> **DO THIS**
Write out each line beneath this one exactly as it reads.

> **DATA TO USE**
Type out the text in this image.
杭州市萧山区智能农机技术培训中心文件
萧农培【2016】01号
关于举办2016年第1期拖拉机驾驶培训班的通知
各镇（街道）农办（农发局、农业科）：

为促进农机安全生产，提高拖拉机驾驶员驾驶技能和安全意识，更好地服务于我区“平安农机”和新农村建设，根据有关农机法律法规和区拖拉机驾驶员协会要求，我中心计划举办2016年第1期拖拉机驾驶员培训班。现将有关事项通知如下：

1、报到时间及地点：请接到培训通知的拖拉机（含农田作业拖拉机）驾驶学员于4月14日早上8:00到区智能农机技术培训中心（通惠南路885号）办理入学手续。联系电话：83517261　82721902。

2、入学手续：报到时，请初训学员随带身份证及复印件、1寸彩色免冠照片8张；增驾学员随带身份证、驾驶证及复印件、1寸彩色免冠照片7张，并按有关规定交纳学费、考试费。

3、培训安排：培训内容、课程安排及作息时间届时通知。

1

> **THE OUTPUT**
Type out the text in this image.
杭州市萧山区智能农机技术培训中心文件
萧农培【2016】01号
关于举办2016年第1期拖拉机驾驶培训班的通知
各镇（街道）农办（农发局、农业科）：

为促进农机安全生产，提高拖拉机驾驶员驾驶技能和安全意识，更好地服务于我区“平安农机”和新农村建设，根据有关农机法律法规和区拖拉机驾驶员协会要求，我中心计划举办2016年第1期拖拉机驾驶员培训班。现将有关事项通知如下：

1、报到时间及地点：请接到培训通知的拖拉机（含农田作业拖拉机）驾驶学员于4月14日早上8:00到区智能农机技术培训中心（通惠南路885号）办理入学手续。联系电话：83517261　82721902。

2、入学手续：报到时，请初训学员随带身份证及复印件、1寸彩色免冠照片8张；增驾学员随带身份证、驾驶证及复印件、1寸彩色免冠照片7张，并按有关规定交纳学费、考试费。

3、培训安排：培训内容、课程安排及作息时间届时通知。

1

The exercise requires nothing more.